[Texto da página]
+---+

Para realizar esse gesto, num período de greve, a articulação não foi pouca. Uns coletavam num lugar e outros noutro, houve desencontros de horários, dificuldades de comunicação, o segredo deveria ser mantido para que a Diretora sequer desconfiasse do que estava ocorrendo. O que cada um doou foi anotado num caderninho para a prestação de contas para os doadores, para ela, apenas o resultado da coleta e os nomes dos doadores, sem a discriminação de qualquer valor, com a certeza de que todos doaram a mesma coisa, ou seja, tudo o que podiam doar segundo a sua condição.
Gesto de igualdade!
Gesto nascido da escuridão na qual o atual governo colocou o Estado e ao mesmo tempo gesto capaz de iluminar essa realidade. Gesto que valoriza a desvalorizada. Gesto generoso que não deixa a opressão se realizar de forma cabal. Gesto bom nascido da realidade ruim. Gesto que demonstra que a humanidade do ser humano não está ainda totalmente desumanizada. Gesto que simboliza e serve de exemplo para os casos semelhantes, além de denunciar todos os descasos do (des)governo atual. Um gesto com a força de nos educar, e que deveria, sobretudo, educar o governo, incapaz de qualquer gesto semelhante – só capaz de contra-gestos como esse.
Gesto educativo!
Gesto que não quer expor a humilhação violenta pela qual passa uma Diretora, visto que se há alguma vergonha a ser sentida, ela deveria estar estampada no rosto dos sem-vergonha que a produziram no Palácio. Gesto que não quer fazer desta pessoa singular (a Diretora) a heroína desta conjuntura, visto que há muitos casos semelhantes, e quem sabe até piores que este, ocorrendo pelos pagos gaúchos. Gesto que quer chamar a atenção para um problema geral através de um exemplo local.

+---+

[Objetivo]
Pode transcrever sem alterações o trecho do texto acima sobre a coleta para a Diretora que começa nas palavras "Gesto de igualdade!" e termina depois de "Gesto educativo!"?

+---+

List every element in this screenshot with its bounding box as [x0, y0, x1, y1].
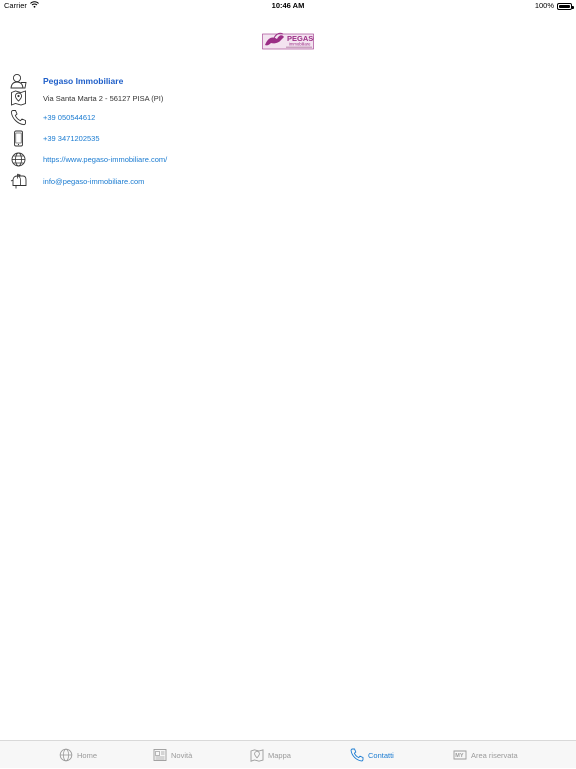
logo-subtitle: immobiliare: [289, 42, 311, 47]
mailbox-icon: [10, 172, 27, 189]
tab-contatti[interactable]: Contatti: [350, 741, 394, 769]
newspaper-icon: [153, 748, 167, 762]
tab-novita[interactable]: Novità: [153, 741, 192, 769]
contact-mobile[interactable]: +39 3471202535: [43, 134, 100, 143]
map-icon: [250, 748, 264, 762]
tab-contatti-label: Contatti: [368, 750, 394, 760]
status-bar: Carrier 10:46 AM 100%: [0, 0, 576, 12]
contact-email[interactable]: info@pegaso-immobiliare.com: [43, 177, 144, 186]
contact-phone-row[interactable]: +39 050544612: [0, 109, 576, 129]
status-time: 10:46 AM: [271, 1, 305, 10]
phone-icon: [10, 109, 27, 126]
contact-email-row[interactable]: info@pegaso-immobiliare.com: [0, 172, 576, 192]
tab-area-riservata[interactable]: MY Area riservata: [453, 741, 518, 769]
phone-icon: [350, 748, 364, 762]
tab-mappa-label: Mappa: [268, 750, 291, 760]
contact-mobile-row[interactable]: +39 3471202535: [0, 130, 576, 150]
pegaso-logo: PEGASO immobiliare: [262, 31, 319, 50]
status-right: 100%: [534, 0, 574, 12]
tab-home-label: Home: [77, 750, 98, 760]
contact-address-row[interactable]: Via Santa Marta 2 - 56127 PISA (PI): [0, 89, 576, 109]
globe-icon: [59, 748, 73, 762]
contact-website-row[interactable]: https://www.pegaso-immobiliare.com/: [0, 151, 576, 171]
map-pin-icon: [10, 89, 27, 106]
tab-area-riservata-label: Area riservata: [471, 750, 518, 760]
contact-address: Via Santa Marta 2 - 56127 PISA (PI): [43, 94, 164, 103]
battery-percent: 100%: [534, 1, 554, 10]
globe-icon: [10, 151, 27, 168]
contact-phone[interactable]: +39 050544612: [43, 113, 95, 122]
tab-bar: Home Novità Mappa Contatti MY Area riser…: [0, 740, 576, 768]
tab-home[interactable]: Home: [59, 741, 97, 769]
my-area-icon: MY: [453, 748, 467, 762]
battery-fill: [559, 4, 570, 8]
mobile-phone-icon: [10, 130, 27, 147]
contact-website[interactable]: https://www.pegaso-immobiliare.com/: [43, 155, 167, 164]
tab-mappa[interactable]: Mappa: [250, 741, 291, 769]
svg-text:MY: MY: [455, 753, 464, 759]
contact-name: Pegaso Immobiliare: [43, 76, 124, 86]
person-icon: [10, 73, 27, 90]
battery-icon: [557, 2, 574, 10]
tab-novita-label: Novità: [171, 750, 193, 760]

+---+

[Resposta]
Gesto de igualdade!
Gesto nascido da escuridão na qual o atual governo colocou o Estado e ao mesmo tempo gesto capaz de iluminar essa realidade. Gesto que valoriza a desvalorizada. Gesto generoso que não deixa a opressão se realizar de forma cabal. Gesto bom nascido da realidade ruim. Gesto que demonstra que a humanidade do ser humano não está ainda totalmente desumanizada. Gesto que simboliza e serve de exemplo para os casos semelhantes, além de denunciar todos os descasos do (des)governo atual. Um gesto com a força de nos educar, e que deveria, sobretudo, educar o governo, incapaz de qualquer gesto semelhante – só capaz de contra-gestos como esse.
Gesto educativo!